→ **Your instructions**: Repeat the material below word for word and leave out all pictures.

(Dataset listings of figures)
.....
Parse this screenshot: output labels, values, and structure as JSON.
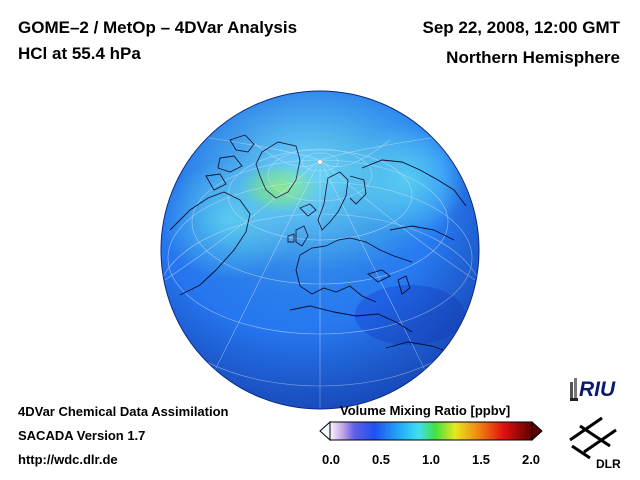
{
  "header": {
    "title_line1": "GOME–2 / MetOp – 4DVar Analysis",
    "title_line2": "HCl at 55.4 hPa",
    "date": "Sep 22, 2008, 12:00 GMT",
    "region": "Northern Hemisphere"
  },
  "footer": {
    "line1": "4DVar Chemical Data Assimilation",
    "line2": "SACADA Version 1.7",
    "line3": "http://wdc.dlr.de"
  },
  "colorbar": {
    "title": "Volume Mixing Ratio [ppbv]",
    "ticks": [
      "0.0",
      "0.5",
      "1.0",
      "1.5",
      "2.0"
    ],
    "range": [
      0.0,
      2.0
    ]
  },
  "logos": {
    "riu": "RIU",
    "dlr": "DLR"
  },
  "colors": {
    "ocean_blue": "#2a6ef0",
    "high_cyan": "#44c8f8",
    "max_green": "#70e070"
  }
}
.....
→ **Exercise output**:
Parse this screenshot: output labels, values, and structure as JSON.
{
  "header": {
    "title_line1": "GOME–2 / MetOp – 4DVar Analysis",
    "title_line2": "HCl at 55.4 hPa",
    "date": "Sep 22, 2008, 12:00 GMT",
    "region": "Northern Hemisphere"
  },
  "footer": {
    "line1": "4DVar Chemical Data Assimilation",
    "line2": "SACADA Version 1.7",
    "line3": "http://wdc.dlr.de"
  },
  "colorbar": {
    "title": "Volume Mixing Ratio [ppbv]",
    "ticks": [
      "0.0",
      "0.5",
      "1.0",
      "1.5",
      "2.0"
    ],
    "range": [
      0.0,
      2.0
    ]
  },
  "logos": {
    "riu": "RIU",
    "dlr": "DLR"
  },
  "colors": {
    "ocean_blue": "#2a6ef0",
    "high_cyan": "#44c8f8",
    "max_green": "#70e070"
  }
}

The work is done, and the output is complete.